▶ [RECORDS FOR THIS TASK]:
================================
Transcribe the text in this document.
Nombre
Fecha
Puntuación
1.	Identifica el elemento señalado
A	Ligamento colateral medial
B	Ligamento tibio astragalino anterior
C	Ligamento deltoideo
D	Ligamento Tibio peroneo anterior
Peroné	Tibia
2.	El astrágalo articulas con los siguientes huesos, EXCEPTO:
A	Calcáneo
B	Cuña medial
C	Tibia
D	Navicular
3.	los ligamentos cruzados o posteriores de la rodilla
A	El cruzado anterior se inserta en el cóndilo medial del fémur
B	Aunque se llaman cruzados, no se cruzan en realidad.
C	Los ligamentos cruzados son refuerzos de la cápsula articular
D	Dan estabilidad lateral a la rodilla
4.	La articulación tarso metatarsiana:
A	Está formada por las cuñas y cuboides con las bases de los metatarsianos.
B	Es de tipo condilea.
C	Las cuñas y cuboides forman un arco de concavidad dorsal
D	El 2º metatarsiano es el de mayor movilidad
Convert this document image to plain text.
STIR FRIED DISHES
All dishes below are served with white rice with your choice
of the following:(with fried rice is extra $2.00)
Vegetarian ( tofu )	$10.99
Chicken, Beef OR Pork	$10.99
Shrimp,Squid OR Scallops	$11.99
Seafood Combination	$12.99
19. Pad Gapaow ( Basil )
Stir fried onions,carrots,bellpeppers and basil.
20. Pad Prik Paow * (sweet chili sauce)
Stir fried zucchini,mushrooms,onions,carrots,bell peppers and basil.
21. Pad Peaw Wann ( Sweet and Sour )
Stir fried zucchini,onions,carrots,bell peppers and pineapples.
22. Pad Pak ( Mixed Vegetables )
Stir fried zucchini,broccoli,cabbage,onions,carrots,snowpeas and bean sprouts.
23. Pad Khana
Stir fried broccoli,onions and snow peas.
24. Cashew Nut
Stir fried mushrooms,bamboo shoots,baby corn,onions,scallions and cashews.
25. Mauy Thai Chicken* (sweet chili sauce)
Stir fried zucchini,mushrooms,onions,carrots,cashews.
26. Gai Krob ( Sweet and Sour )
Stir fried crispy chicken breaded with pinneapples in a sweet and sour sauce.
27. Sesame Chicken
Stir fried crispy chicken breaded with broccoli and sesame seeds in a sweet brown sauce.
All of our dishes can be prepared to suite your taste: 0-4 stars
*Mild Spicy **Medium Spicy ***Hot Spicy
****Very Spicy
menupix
================================
Within the material above, find the lines that contain the word "text"; copy them.

▶ [ANSWER TO THIS PROBLEM]:
Transcribe the text in this document.
Convert this document image to plain text.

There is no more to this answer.